## Entries
## begin

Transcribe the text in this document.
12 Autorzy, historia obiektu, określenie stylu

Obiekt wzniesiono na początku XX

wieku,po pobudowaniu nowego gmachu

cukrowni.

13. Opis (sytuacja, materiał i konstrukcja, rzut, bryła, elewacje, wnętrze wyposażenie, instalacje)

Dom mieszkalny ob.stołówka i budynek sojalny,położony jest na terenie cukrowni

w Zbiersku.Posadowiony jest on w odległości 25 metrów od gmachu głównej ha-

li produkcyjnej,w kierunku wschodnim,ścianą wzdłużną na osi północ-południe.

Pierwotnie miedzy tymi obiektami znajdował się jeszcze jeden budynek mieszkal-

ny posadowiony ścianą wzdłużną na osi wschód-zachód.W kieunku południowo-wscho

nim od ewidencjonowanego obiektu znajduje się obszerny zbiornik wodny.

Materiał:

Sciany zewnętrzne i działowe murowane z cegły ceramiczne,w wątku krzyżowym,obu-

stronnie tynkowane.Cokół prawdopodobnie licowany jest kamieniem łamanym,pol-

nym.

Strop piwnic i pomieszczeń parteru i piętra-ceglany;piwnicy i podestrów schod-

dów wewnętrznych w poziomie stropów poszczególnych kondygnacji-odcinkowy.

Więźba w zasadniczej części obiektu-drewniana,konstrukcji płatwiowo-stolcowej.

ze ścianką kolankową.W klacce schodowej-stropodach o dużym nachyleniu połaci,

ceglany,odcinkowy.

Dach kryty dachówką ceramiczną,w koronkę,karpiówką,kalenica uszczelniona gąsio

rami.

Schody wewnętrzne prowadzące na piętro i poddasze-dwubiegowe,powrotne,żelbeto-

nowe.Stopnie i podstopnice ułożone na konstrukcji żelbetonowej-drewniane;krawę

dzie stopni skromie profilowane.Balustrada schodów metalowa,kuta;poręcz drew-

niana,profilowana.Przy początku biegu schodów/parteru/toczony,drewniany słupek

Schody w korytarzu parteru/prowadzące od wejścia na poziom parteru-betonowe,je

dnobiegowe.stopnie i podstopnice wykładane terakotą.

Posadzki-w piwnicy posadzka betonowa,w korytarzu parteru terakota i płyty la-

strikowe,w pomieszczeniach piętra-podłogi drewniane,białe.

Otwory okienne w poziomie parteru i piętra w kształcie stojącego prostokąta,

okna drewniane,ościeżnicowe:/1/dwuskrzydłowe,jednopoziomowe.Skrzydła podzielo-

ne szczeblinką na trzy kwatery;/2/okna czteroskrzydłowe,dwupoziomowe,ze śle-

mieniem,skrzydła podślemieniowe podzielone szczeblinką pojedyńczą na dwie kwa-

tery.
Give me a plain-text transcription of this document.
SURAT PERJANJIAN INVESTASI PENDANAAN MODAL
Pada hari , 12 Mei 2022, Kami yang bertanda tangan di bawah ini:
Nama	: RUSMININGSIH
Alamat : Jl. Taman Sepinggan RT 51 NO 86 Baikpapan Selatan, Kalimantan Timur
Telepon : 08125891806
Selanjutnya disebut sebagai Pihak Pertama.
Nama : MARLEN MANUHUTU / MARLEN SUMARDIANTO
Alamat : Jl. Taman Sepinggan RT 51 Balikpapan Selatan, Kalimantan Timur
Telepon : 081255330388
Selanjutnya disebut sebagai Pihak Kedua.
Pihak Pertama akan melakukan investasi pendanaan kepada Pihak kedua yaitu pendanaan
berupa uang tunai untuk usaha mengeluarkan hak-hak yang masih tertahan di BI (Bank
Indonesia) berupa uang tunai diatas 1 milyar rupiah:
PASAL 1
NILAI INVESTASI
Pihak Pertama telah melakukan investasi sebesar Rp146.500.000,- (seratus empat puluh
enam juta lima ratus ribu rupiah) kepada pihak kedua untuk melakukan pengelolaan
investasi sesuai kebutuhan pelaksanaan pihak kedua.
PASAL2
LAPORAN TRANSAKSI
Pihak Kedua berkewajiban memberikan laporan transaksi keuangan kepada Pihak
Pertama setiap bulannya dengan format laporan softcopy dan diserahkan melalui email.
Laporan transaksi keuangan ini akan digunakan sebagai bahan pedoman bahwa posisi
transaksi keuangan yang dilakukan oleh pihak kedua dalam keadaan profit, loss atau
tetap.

## end

## What to work on
Repeat the material in full, exactly as it stands.

## Output
Transcribe the text in this document.
12 Autorzy, historia obiektu, określenie stylu

Obiekt wzniesiono na początku XX

wieku,po pobudowaniu nowego gmachu

cukrowni.

13. Opis (sytuacja, materiał i konstrukcja, rzut, bryła, elewacje, wnętrze wyposażenie, instalacje)

Dom mieszkalny ob.stołówka i budynek sojalny,położony jest na terenie cukrowni

w Zbiersku.Posadowiony jest on w odległości 25 metrów od gmachu głównej ha-

li produkcyjnej,w kierunku wschodnim,ścianą wzdłużną na osi północ-południe.

Pierwotnie miedzy tymi obiektami znajdował się jeszcze jeden budynek mieszkal-

ny posadowiony ścianą wzdłużną na osi wschód-zachód.W kieunku południowo-wscho

nim od ewidencjonowanego obiektu znajduje się obszerny zbiornik wodny.

Materiał:

Sciany zewnętrzne i działowe murowane z cegły ceramiczne,w wątku krzyżowym,obu-

stronnie tynkowane.Cokół prawdopodobnie licowany jest kamieniem łamanym,pol-

nym.

Strop piwnic i pomieszczeń parteru i piętra-ceglany;piwnicy i podestrów schod-

dów wewnętrznych w poziomie stropów poszczególnych kondygnacji-odcinkowy.

Więźba w zasadniczej części obiektu-drewniana,konstrukcji płatwiowo-stolcowej.

ze ścianką kolankową.W klacce schodowej-stropodach o dużym nachyleniu połaci,

ceglany,odcinkowy.

Dach kryty dachówką ceramiczną,w koronkę,karpiówką,kalenica uszczelniona gąsio

rami.

Schody wewnętrzne prowadzące na piętro i poddasze-dwubiegowe,powrotne,żelbeto-

nowe.Stopnie i podstopnice ułożone na konstrukcji żelbetonowej-drewniane;krawę

dzie stopni skromie profilowane.Balustrada schodów metalowa,kuta;poręcz drew-

niana,profilowana.Przy początku biegu schodów/parteru/toczony,drewniany słupek

Schody w korytarzu parteru/prowadzące od wejścia na poziom parteru-betonowe,je

dnobiegowe.stopnie i podstopnice wykładane terakotą.

Posadzki-w piwnicy posadzka betonowa,w korytarzu parteru terakota i płyty la-

strikowe,w pomieszczeniach piętra-podłogi drewniane,białe.

Otwory okienne w poziomie parteru i piętra w kształcie stojącego prostokąta,

okna drewniane,ościeżnicowe:/1/dwuskrzydłowe,jednopoziomowe.Skrzydła podzielo-

ne szczeblinką na trzy kwatery;/2/okna czteroskrzydłowe,dwupoziomowe,ze śle-

mieniem,skrzydła podślemieniowe podzielone szczeblinką pojedyńczą na dwie kwa-

tery.
Give me a plain-text transcription of this document.
SURAT PERJANJIAN INVESTASI PENDANAAN MODAL
Pada hari , 12 Mei 2022, Kami yang bertanda tangan di bawah ini:
Nama	: RUSMININGSIH
Alamat : Jl. Taman Sepinggan RT 51 NO 86 Baikpapan Selatan, Kalimantan Timur
Telepon : 08125891806
Selanjutnya disebut sebagai Pihak Pertama.
Nama : MARLEN MANUHUTU / MARLEN SUMARDIANTO
Alamat : Jl. Taman Sepinggan RT 51 Balikpapan Selatan, Kalimantan Timur
Telepon : 081255330388
Selanjutnya disebut sebagai Pihak Kedua.
Pihak Pertama akan melakukan investasi pendanaan kepada Pihak kedua yaitu pendanaan
berupa uang tunai untuk usaha mengeluarkan hak-hak yang masih tertahan di BI (Bank
Indonesia) berupa uang tunai diatas 1 milyar rupiah:
PASAL 1
NILAI INVESTASI
Pihak Pertama telah melakukan investasi sebesar Rp146.500.000,- (seratus empat puluh
enam juta lima ratus ribu rupiah) kepada pihak kedua untuk melakukan pengelolaan
investasi sesuai kebutuhan pelaksanaan pihak kedua.
PASAL2
LAPORAN TRANSAKSI
Pihak Kedua berkewajiban memberikan laporan transaksi keuangan kepada Pihak
Pertama setiap bulannya dengan format laporan softcopy dan diserahkan melalui email.
Laporan transaksi keuangan ini akan digunakan sebagai bahan pedoman bahwa posisi
transaksi keuangan yang dilakukan oleh pihak kedua dalam keadaan profit, loss atau
tetap.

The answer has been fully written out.